Aim of the exercise: Repeat every entry in the listing below, exactly.

Dataset records:
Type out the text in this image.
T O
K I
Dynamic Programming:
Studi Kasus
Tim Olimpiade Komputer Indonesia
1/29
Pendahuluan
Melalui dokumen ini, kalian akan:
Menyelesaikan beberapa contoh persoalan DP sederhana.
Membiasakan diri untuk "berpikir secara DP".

Task answer:
Type out the text in this image.
T O
K I
Dynamic Programming:
Studi Kasus
Tim Olimpiade Komputer Indonesia
1/29
Pendahuluan
Melalui dokumen ini, kalian akan:
Menyelesaikan beberapa contoh persoalan DP sederhana.
Membiasakan diri untuk "berpikir secara DP".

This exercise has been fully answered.